═══ Input data

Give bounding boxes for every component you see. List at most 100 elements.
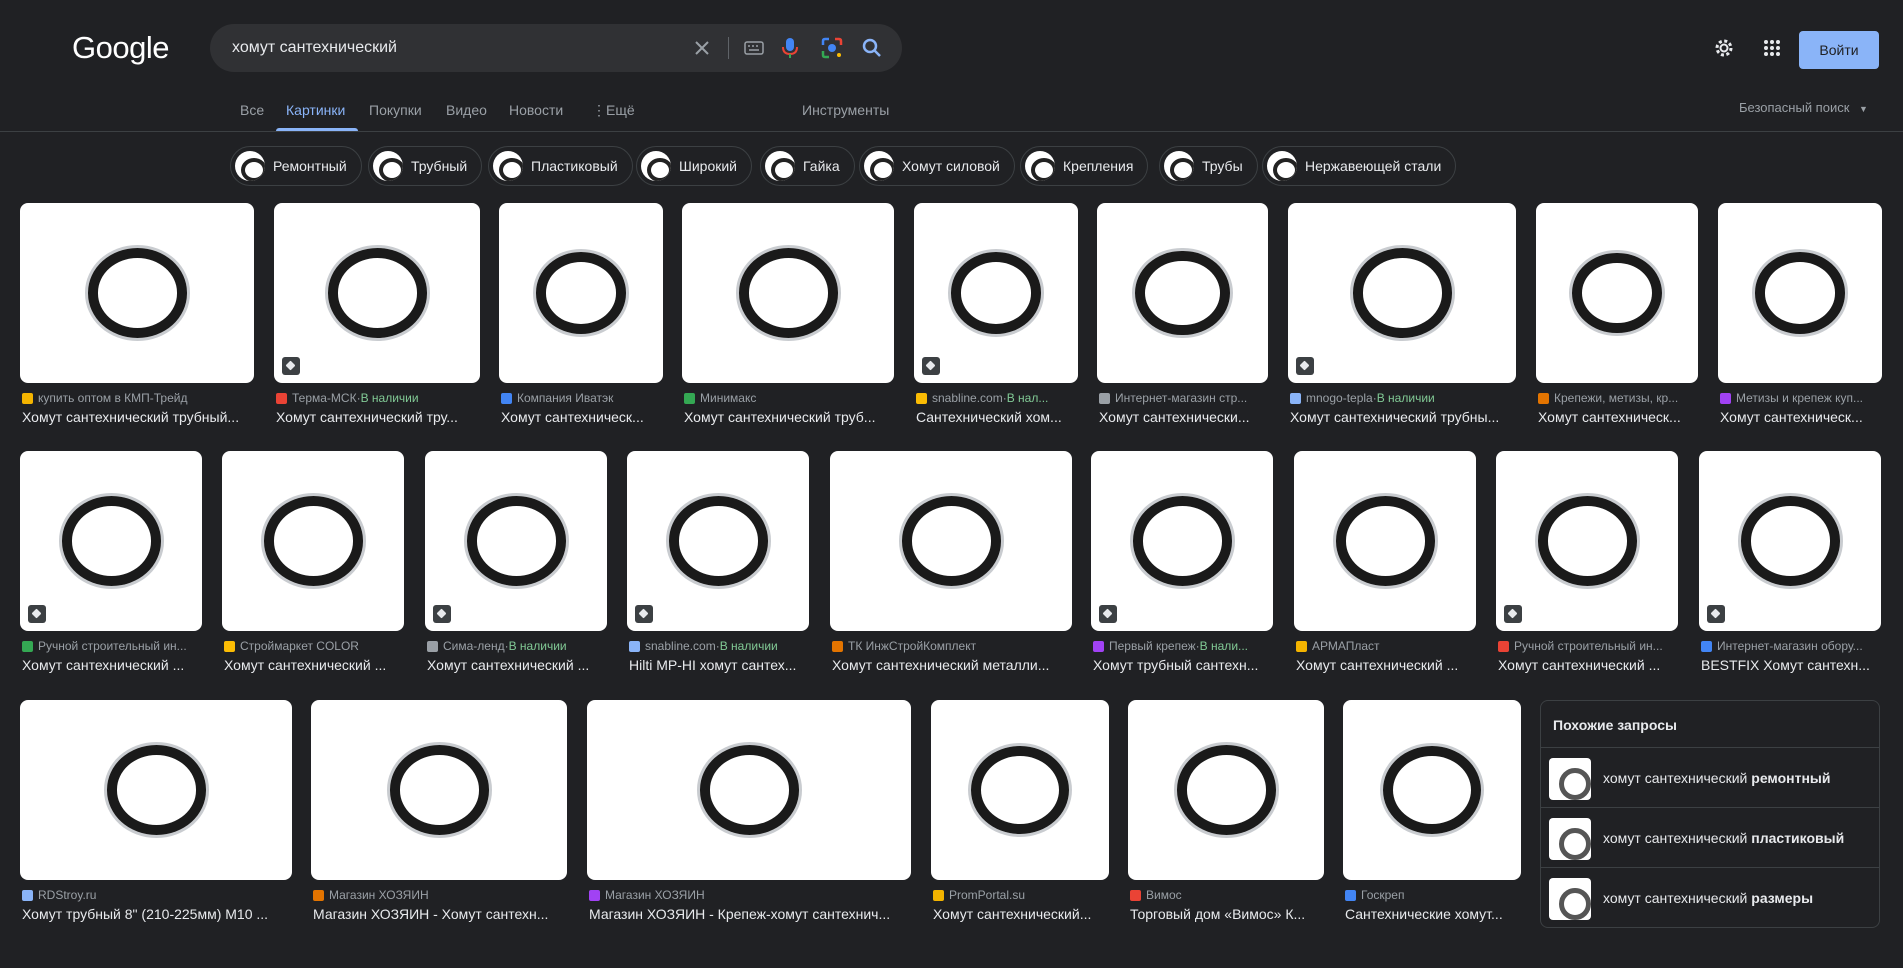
image-result-card[interactable]: snabline.com · В наличии Hilti MP-HI хому…: [627, 451, 809, 687]
result-thumbnail[interactable]: [931, 700, 1109, 880]
result-thumbnail[interactable]: [587, 700, 911, 880]
result-source[interactable]: купить оптом в КМП-Трейд: [22, 391, 256, 405]
image-result-card[interactable]: snabline.com · В нал... Сантехнический хо…: [914, 203, 1078, 439]
chip-plastikovy[interactable]: Пластиковый: [488, 146, 633, 186]
image-result-card[interactable]: Магазин ХОЗЯИН Магазин ХОЗЯИН - Хомут сан…: [311, 700, 567, 936]
result-title[interactable]: Хомут сантехнический ...: [22, 657, 204, 673]
image-result-card[interactable]: Интернет-магазин обору... BESTFIX Хомут с…: [1699, 451, 1881, 687]
result-source[interactable]: ТК ИнжСтройКомплект: [832, 639, 1074, 653]
result-thumbnail[interactable]: [499, 203, 663, 383]
result-source[interactable]: АРМАПласт: [1296, 639, 1478, 653]
chip-shiroky[interactable]: Широкий: [636, 146, 752, 186]
result-source[interactable]: Терма-МСК · В наличии: [276, 391, 482, 405]
login-button[interactable]: Войти: [1799, 31, 1879, 69]
result-title[interactable]: Хомут сантехнически...: [1099, 409, 1270, 425]
result-thumbnail[interactable]: [1128, 700, 1324, 880]
image-result-card[interactable]: PromPortal.su Хомут сантехнический...: [931, 700, 1109, 936]
result-title[interactable]: Хомут трубный 8" (210-225мм) M10 ...: [22, 906, 294, 922]
image-result-card[interactable]: Крепежи, метизы, кр... Хомут сантехническ…: [1536, 203, 1698, 439]
chip-truby[interactable]: Трубы: [1159, 146, 1258, 186]
image-result-card[interactable]: Минимакс Хомут сантехнический труб...: [682, 203, 894, 439]
image-result-card[interactable]: Магазин ХОЗЯИН Магазин ХОЗЯИН - Крепеж-хо…: [587, 700, 911, 936]
result-source[interactable]: mnogo-tepla · В наличии: [1290, 391, 1518, 405]
result-thumbnail[interactable]: [20, 700, 292, 880]
result-source[interactable]: Вимос: [1130, 888, 1326, 902]
result-source[interactable]: snabline.com · В наличии: [629, 639, 811, 653]
result-thumbnail[interactable]: [1699, 451, 1881, 631]
image-result-card[interactable]: ТК ИнжСтройКомплект Хомут сантехнический …: [830, 451, 1072, 687]
result-source[interactable]: Ручной строительный ин...: [22, 639, 204, 653]
result-title[interactable]: Сантехнические хомут...: [1345, 906, 1523, 922]
safesearch-dropdown[interactable]: Безопасный поиск ▼: [1739, 100, 1868, 115]
result-source[interactable]: Метизы и крепеж куп...: [1720, 391, 1884, 405]
result-thumbnail[interactable]: [1536, 203, 1698, 383]
result-title[interactable]: Сантехнический хом...: [916, 409, 1080, 425]
result-source[interactable]: Госкреп: [1345, 888, 1523, 902]
result-source[interactable]: Первый крепеж · В нали...: [1093, 639, 1275, 653]
image-result-card[interactable]: RDStroy.ru Хомут трубный 8" (210-225мм) M…: [20, 700, 292, 936]
tab-news[interactable]: Новости: [509, 102, 563, 118]
result-title[interactable]: Хомут сантехнический тру...: [276, 409, 482, 425]
tab-shopping[interactable]: Покупки: [369, 102, 422, 118]
image-result-card[interactable]: Сима-ленд · В наличии Хомут сантехнически…: [425, 451, 607, 687]
result-title[interactable]: Магазин ХОЗЯИН - Крепеж-хомут сантехнич.…: [589, 906, 913, 922]
image-result-card[interactable]: АРМАПласт Хомут сантехнический ...: [1294, 451, 1476, 687]
tab-images[interactable]: Картинки: [286, 102, 345, 118]
result-source[interactable]: Минимакс: [684, 391, 896, 405]
result-thumbnail[interactable]: [222, 451, 404, 631]
result-title[interactable]: Хомут сантехническ...: [1538, 409, 1700, 425]
result-title[interactable]: Хомут сантехнический ...: [224, 657, 406, 673]
result-thumbnail[interactable]: [425, 451, 607, 631]
chip-remontny[interactable]: Ремонтный: [230, 146, 362, 186]
result-thumbnail[interactable]: [311, 700, 567, 880]
result-thumbnail[interactable]: [682, 203, 894, 383]
related-search-item[interactable]: хомут сантехнический пластиковый: [1541, 807, 1879, 867]
result-title[interactable]: Магазин ХОЗЯИН - Хомут сантехн...: [313, 906, 569, 922]
image-result-card[interactable]: Вимос Торговый дом «Вимос» К...: [1128, 700, 1324, 936]
google-logo[interactable]: Google: [72, 30, 169, 66]
clear-icon[interactable]: [690, 36, 714, 60]
result-title[interactable]: Хомут сантехническ...: [1720, 409, 1884, 425]
result-source[interactable]: PromPortal.su: [933, 888, 1111, 902]
result-thumbnail[interactable]: [1097, 203, 1268, 383]
image-result-card[interactable]: Метизы и крепеж куп... Хомут сантехническ…: [1718, 203, 1882, 439]
result-source[interactable]: Интернет-магазин обору...: [1701, 639, 1883, 653]
image-result-card[interactable]: Компания Иватэк Хомут сантехническ...: [499, 203, 663, 439]
result-thumbnail[interactable]: [914, 203, 1078, 383]
search-input[interactable]: [232, 24, 692, 72]
search-icon[interactable]: [860, 36, 884, 60]
lens-icon[interactable]: [820, 36, 844, 60]
result-thumbnail[interactable]: [20, 203, 254, 383]
result-thumbnail[interactable]: [1343, 700, 1521, 880]
image-result-card[interactable]: Ручной строительный ин... Хомут сантехнич…: [1496, 451, 1678, 687]
tab-more[interactable]: Ещё: [606, 102, 635, 118]
result-source[interactable]: Интернет-магазин стр...: [1099, 391, 1270, 405]
result-thumbnail[interactable]: [1294, 451, 1476, 631]
result-title[interactable]: Хомут сантехнический ...: [1296, 657, 1478, 673]
result-title[interactable]: Хомут сантехнический...: [933, 906, 1111, 922]
image-result-card[interactable]: Первый крепеж · В нали... Хомут трубный с…: [1091, 451, 1273, 687]
result-title[interactable]: Hilti MP-HI хомут сантех...: [629, 657, 811, 673]
result-source[interactable]: Магазин ХОЗЯИН: [313, 888, 569, 902]
result-source[interactable]: Крепежи, метизы, кр...: [1538, 391, 1700, 405]
result-title[interactable]: Хомут сантехнический трубны...: [1290, 409, 1518, 425]
result-thumbnail[interactable]: [1496, 451, 1678, 631]
image-result-card[interactable]: Интернет-магазин стр... Хомут сантехничес…: [1097, 203, 1268, 439]
result-thumbnail[interactable]: [1288, 203, 1516, 383]
result-title[interactable]: Хомут трубный сантехн...: [1093, 657, 1275, 673]
result-source[interactable]: snabline.com · В нал...: [916, 391, 1080, 405]
result-title[interactable]: Хомут сантехнический металли...: [832, 657, 1074, 673]
result-thumbnail[interactable]: [627, 451, 809, 631]
image-result-card[interactable]: Ручной строительный ин... Хомут сантехнич…: [20, 451, 202, 687]
result-title[interactable]: Хомут сантехнический трубный...: [22, 409, 256, 425]
gear-icon[interactable]: [1712, 36, 1736, 60]
mic-icon[interactable]: [778, 36, 802, 60]
tools-button[interactable]: Инструменты: [802, 102, 889, 118]
related-search-item[interactable]: хомут сантехнический размеры: [1541, 867, 1879, 927]
chip-trubny[interactable]: Трубный: [368, 146, 483, 186]
image-result-card[interactable]: купить оптом в КМП-Трейд Хомут сантехниче…: [20, 203, 254, 439]
chip-khomut-silovoy[interactable]: Хомут силовой: [859, 146, 1015, 186]
apps-icon[interactable]: [1760, 36, 1784, 60]
result-title[interactable]: Хомут сантехническ...: [501, 409, 665, 425]
result-source[interactable]: Ручной строительный ин...: [1498, 639, 1680, 653]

══════

What you will do » Reproduce verbatim the lines of the items, from the line with "image-result-card[interactable]: snabline.com · В наличии" to the line with "image-result-card[interactable]: Интернет-магазин обору...", including both of these lines.

Answer in full »
image-result-card[interactable]: snabline.com · В наличии Hilti MP-HI хому…: [627, 451, 809, 687]
result-thumbnail[interactable]: [931, 700, 1109, 880]
result-thumbnail[interactable]: [587, 700, 911, 880]
result-source[interactable]: купить оптом в КМП-Трейд: [22, 391, 256, 405]
image-result-card[interactable]: snabline.com · В нал... Сантехнический хо…: [914, 203, 1078, 439]
chip-plastikovy[interactable]: Пластиковый: [488, 146, 633, 186]
image-result-card[interactable]: Магазин ХОЗЯИН Магазин ХОЗЯИН - Хомут сан…: [311, 700, 567, 936]
result-title[interactable]: Хомут сантехнический ...: [22, 657, 204, 673]
image-result-card[interactable]: Интернет-магазин обору... BESTFIX Хомут с…: [1699, 451, 1881, 687]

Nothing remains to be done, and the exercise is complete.